***** Exercise inputs
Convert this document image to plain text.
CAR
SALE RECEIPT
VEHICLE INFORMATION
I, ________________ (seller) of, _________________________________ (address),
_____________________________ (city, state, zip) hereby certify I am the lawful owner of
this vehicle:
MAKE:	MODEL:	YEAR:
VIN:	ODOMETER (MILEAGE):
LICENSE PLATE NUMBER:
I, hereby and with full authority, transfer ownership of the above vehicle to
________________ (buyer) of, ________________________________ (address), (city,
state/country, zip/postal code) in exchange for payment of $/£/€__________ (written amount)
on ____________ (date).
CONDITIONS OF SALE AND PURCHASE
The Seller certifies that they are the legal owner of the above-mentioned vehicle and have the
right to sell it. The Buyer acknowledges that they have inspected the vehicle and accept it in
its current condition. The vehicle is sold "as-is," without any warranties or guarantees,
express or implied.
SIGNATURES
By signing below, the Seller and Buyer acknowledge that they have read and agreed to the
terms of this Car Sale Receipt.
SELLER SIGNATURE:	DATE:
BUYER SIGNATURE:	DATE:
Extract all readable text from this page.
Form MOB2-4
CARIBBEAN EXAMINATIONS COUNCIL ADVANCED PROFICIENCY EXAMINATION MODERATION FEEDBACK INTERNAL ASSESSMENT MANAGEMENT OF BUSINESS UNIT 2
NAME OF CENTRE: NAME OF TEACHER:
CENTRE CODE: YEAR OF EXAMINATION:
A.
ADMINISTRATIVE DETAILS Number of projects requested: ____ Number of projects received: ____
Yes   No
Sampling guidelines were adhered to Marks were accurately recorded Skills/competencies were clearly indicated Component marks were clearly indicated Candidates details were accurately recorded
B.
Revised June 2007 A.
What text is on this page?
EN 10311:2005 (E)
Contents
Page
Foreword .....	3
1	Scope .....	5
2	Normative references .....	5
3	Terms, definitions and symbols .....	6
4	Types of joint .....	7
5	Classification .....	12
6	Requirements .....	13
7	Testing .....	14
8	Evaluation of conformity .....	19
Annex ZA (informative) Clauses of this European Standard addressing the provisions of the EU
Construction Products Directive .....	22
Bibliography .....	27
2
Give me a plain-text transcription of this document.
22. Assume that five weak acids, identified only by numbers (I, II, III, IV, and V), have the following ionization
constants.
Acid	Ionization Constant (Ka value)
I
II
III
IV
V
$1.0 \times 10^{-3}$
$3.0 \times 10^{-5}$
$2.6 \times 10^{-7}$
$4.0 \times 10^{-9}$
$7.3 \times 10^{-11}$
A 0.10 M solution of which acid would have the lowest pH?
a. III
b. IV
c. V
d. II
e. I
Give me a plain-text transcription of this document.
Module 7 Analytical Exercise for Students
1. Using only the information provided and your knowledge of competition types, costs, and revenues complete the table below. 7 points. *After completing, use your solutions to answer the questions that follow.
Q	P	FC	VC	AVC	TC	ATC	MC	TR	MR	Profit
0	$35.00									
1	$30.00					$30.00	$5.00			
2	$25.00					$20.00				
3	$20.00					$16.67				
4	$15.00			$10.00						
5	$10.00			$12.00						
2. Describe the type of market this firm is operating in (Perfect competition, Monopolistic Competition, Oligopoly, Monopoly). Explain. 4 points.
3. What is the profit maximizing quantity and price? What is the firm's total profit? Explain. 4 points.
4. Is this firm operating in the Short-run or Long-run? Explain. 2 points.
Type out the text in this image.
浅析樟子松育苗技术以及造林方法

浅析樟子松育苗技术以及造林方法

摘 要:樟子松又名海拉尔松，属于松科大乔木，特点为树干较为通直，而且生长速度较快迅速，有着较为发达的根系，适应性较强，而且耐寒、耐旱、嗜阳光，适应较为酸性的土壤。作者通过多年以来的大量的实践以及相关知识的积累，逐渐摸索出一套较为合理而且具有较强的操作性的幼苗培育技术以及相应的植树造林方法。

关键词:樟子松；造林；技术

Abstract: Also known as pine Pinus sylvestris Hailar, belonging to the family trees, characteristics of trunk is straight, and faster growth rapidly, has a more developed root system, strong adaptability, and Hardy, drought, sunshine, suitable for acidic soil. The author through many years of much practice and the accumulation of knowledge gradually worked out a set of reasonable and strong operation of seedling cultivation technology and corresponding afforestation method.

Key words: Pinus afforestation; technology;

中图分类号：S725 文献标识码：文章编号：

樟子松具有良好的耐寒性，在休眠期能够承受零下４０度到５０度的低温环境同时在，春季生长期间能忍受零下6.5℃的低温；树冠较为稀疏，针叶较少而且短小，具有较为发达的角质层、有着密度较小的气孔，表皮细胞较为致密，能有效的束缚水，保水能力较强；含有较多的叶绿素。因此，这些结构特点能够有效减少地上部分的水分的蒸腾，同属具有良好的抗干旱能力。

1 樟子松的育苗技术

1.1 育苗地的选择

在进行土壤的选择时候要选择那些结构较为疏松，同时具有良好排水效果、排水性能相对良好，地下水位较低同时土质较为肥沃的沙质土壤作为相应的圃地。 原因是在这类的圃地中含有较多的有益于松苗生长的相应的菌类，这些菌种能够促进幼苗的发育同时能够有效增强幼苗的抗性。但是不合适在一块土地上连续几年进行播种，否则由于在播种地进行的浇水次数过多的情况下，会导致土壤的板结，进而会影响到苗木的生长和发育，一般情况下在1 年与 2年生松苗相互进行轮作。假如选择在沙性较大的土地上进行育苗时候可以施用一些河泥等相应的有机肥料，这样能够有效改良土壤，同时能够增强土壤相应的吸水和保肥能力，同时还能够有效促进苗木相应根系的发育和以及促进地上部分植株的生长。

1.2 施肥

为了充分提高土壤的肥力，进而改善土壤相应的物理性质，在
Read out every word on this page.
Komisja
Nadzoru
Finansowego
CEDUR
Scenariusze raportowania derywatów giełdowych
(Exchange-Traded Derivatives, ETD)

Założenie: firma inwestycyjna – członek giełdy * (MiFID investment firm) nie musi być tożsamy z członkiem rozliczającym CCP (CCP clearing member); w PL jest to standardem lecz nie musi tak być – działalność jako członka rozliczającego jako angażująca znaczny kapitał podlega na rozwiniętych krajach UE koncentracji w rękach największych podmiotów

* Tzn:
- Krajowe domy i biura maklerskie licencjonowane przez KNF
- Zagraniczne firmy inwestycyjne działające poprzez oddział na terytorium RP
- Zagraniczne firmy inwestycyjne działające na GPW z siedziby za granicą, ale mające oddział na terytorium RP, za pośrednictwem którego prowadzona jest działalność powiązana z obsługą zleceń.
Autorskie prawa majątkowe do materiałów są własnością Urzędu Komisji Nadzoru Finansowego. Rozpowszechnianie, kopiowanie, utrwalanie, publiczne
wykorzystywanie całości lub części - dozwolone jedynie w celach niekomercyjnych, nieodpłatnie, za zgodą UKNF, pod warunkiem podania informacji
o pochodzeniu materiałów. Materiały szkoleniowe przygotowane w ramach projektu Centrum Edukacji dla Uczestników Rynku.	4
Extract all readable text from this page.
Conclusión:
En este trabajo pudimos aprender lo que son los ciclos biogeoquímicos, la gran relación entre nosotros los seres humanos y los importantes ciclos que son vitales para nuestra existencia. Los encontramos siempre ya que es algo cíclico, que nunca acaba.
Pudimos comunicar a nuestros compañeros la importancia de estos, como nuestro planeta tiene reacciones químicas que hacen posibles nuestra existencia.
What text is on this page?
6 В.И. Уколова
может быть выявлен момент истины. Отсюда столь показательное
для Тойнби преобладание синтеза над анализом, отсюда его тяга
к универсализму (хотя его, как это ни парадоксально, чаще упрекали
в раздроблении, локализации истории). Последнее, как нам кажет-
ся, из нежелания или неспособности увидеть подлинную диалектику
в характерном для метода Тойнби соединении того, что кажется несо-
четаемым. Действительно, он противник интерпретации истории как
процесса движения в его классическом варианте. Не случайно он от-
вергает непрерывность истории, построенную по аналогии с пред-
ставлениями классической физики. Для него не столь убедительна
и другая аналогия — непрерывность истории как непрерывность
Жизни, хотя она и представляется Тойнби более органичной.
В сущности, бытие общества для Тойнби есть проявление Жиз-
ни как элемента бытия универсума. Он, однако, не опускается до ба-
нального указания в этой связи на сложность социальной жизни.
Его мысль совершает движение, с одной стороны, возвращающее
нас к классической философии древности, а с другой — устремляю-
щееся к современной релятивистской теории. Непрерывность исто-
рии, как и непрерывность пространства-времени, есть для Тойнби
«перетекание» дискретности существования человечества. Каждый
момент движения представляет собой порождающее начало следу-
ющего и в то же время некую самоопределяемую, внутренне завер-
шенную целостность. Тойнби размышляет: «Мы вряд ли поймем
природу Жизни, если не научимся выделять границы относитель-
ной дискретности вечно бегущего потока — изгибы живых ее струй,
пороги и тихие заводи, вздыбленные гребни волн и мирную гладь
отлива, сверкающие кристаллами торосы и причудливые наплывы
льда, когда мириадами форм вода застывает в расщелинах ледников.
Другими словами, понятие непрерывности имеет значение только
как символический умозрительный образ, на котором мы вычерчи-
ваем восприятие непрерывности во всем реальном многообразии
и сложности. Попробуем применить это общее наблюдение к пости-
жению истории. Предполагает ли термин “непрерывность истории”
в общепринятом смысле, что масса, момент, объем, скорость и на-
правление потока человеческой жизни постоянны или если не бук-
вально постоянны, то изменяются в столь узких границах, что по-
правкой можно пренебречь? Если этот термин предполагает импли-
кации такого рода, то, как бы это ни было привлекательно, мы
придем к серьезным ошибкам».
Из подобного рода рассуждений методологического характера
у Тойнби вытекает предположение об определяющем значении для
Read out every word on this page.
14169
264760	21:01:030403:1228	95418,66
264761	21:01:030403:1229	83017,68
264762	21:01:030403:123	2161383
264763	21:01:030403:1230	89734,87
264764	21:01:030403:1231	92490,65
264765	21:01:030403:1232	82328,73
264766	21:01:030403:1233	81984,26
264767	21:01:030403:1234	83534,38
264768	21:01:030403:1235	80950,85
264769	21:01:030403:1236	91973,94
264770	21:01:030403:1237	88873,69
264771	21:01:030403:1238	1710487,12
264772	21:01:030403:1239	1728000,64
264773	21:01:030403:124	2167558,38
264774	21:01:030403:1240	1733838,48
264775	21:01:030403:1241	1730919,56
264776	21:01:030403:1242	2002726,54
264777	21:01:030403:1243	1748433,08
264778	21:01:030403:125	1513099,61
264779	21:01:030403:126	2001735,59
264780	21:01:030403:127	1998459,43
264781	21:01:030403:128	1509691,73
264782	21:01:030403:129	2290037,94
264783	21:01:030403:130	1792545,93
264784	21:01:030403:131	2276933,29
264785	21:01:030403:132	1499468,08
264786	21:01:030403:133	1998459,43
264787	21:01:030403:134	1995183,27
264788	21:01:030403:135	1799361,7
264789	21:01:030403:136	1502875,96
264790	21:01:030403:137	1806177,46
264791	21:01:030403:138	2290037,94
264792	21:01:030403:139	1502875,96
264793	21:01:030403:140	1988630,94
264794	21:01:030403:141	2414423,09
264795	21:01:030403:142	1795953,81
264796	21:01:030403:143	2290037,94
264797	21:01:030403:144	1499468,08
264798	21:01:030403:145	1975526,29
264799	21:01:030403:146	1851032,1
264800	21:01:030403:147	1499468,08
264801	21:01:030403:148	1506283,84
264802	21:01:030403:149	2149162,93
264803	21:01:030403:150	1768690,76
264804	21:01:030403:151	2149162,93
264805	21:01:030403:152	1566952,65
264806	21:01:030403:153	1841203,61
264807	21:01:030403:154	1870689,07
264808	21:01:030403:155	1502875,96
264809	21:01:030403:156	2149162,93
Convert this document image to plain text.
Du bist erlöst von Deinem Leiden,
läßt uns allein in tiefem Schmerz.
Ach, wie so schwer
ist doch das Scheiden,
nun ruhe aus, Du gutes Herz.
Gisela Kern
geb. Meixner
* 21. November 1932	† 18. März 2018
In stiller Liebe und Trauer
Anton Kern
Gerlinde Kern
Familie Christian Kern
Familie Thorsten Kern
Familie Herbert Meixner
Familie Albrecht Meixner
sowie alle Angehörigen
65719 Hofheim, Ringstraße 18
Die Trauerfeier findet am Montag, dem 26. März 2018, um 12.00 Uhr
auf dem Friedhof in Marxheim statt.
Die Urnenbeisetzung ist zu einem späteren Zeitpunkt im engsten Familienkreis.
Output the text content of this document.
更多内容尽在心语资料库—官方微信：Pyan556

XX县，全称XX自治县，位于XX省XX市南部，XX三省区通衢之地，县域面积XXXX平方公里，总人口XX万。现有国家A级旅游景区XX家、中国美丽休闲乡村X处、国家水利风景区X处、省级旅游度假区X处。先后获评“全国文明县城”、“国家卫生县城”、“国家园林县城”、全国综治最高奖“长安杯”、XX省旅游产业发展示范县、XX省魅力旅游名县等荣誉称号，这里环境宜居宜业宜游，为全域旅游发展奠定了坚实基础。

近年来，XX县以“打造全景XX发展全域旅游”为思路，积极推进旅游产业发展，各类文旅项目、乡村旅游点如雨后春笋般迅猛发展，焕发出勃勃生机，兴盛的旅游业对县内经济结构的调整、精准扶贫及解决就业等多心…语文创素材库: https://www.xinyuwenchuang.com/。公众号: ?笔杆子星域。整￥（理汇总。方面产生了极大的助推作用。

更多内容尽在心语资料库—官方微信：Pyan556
**********
Looking at the listing above, count the lines that contain "CENTRE" and give nothing but the number.

2